(Data records)
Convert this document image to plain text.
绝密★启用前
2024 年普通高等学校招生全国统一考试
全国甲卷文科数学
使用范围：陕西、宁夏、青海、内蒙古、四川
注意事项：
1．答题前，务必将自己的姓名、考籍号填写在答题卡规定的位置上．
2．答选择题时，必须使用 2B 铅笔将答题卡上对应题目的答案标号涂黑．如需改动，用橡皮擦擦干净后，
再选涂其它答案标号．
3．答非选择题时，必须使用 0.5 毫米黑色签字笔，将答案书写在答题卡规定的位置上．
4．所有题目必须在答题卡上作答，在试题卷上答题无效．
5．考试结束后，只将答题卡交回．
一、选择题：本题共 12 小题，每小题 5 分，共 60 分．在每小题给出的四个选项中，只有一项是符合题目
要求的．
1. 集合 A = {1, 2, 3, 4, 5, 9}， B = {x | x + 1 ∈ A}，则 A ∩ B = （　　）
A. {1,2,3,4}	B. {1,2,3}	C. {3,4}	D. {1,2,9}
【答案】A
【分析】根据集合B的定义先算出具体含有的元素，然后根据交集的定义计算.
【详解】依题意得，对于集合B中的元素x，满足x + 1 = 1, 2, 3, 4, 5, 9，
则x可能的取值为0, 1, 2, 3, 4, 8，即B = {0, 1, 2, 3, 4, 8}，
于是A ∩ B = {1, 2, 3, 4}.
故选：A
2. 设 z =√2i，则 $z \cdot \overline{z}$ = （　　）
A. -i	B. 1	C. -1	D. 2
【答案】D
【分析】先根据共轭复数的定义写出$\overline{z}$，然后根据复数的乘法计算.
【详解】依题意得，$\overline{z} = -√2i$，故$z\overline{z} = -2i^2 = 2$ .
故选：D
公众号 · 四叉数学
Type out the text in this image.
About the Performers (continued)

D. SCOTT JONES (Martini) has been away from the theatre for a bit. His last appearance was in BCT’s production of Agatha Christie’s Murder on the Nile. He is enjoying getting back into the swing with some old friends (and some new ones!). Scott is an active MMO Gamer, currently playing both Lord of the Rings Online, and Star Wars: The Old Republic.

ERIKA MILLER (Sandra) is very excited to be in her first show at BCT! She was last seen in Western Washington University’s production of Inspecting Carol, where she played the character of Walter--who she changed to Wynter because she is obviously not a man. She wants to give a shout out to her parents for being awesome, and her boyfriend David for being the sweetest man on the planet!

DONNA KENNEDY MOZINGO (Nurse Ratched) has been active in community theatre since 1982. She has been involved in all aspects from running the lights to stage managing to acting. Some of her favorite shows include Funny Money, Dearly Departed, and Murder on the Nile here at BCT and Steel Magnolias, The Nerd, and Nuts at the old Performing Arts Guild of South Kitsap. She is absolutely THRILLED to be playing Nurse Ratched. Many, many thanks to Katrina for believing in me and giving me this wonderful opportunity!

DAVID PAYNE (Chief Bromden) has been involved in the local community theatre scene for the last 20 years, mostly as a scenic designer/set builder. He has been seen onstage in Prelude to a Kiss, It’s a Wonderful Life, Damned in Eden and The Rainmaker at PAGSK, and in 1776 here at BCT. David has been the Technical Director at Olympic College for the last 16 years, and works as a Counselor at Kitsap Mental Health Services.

REQUIRED WORK. Going through the lines above one by one, tally those with the word "playing" and give only the total.

THE SOLUTION. 2